───── Input records

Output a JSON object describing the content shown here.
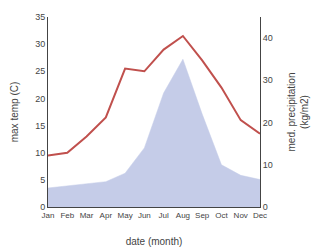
{
  "chart_data": {
    "type": "line",
    "categories": [
      "Jan",
      "Feb",
      "Mar",
      "Apr",
      "May",
      "Jun",
      "Jul",
      "Aug",
      "Sep",
      "Oct",
      "Nov",
      "Dec"
    ],
    "xlabel": "date (month)",
    "ylabel": "max temp (C)",
    "y2label": "med. precipitation\n(kg/m2)",
    "series": [
      {
        "type": "line",
        "color": "#c0504d",
        "values": [
          9.5,
          10.0,
          13.0,
          16.5,
          25.5,
          25.0,
          29.0,
          31.5,
          27.0,
          22.0,
          16.0,
          13.5
        ]
      },
      {
        "type": "area",
        "color": "#c5cce8",
        "axis": "y2",
        "values": [
          4.5,
          5.0,
          5.5,
          6.0,
          8.0,
          14.0,
          27.0,
          35.0,
          22.0,
          10.0,
          7.5,
          6.5
        ]
      }
    ],
    "ylim": [
      0,
      35
    ],
    "yticks": [
      0,
      5,
      10,
      15,
      20,
      25,
      30,
      35
    ],
    "y2lim": [
      0,
      45
    ],
    "y2ticks": [
      0,
      10,
      20,
      30,
      40
    ],
    "grid": false
  }
}
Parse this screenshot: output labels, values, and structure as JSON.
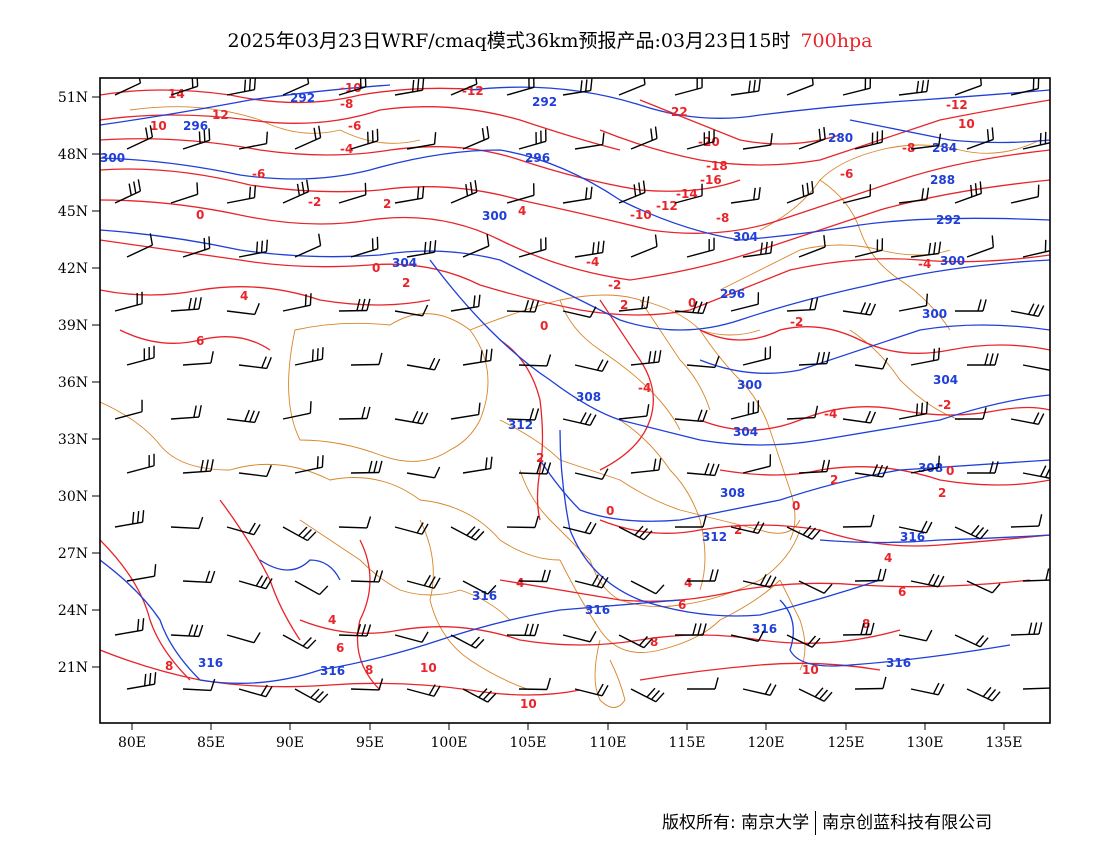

──────────

- _To be done_:
Copy the records above exactly, leaving out every picture.

- _Reply to the task_:
Output a JSON object describing the content shown here.
{
  "chart_data": {
    "type": "line",
    "categories": [
      "Jan",
      "Feb",
      "Mar",
      "Apr",
      "May",
      "Jun",
      "Jul",
      "Aug",
      "Sep",
      "Oct",
      "Nov",
      "Dec"
    ],
    "xlabel": "date (month)",
    "ylabel": "max temp (C)",
    "y2label": "med. precipitation\n(kg/m2)",
    "series": [
      {
        "type": "line",
        "color": "#c0504d",
        "values": [
          9.5,
          10.0,
          13.0,
          16.5,
          25.5,
          25.0,
          29.0,
          31.5,
          27.0,
          22.0,
          16.0,
          13.5
        ]
      },
      {
        "type": "area",
        "color": "#c5cce8",
        "axis": "y2",
        "values": [
          4.5,
          5.0,
          5.5,
          6.0,
          8.0,
          14.0,
          27.0,
          35.0,
          22.0,
          10.0,
          7.5,
          6.5
        ]
      }
    ],
    "ylim": [
      0,
      35
    ],
    "yticks": [
      0,
      5,
      10,
      15,
      20,
      25,
      30,
      35
    ],
    "y2lim": [
      0,
      45
    ],
    "y2ticks": [
      0,
      10,
      20,
      30,
      40
    ],
    "grid": false
  }
}
Parse this screenshot: output labels, values, and structure as JSON.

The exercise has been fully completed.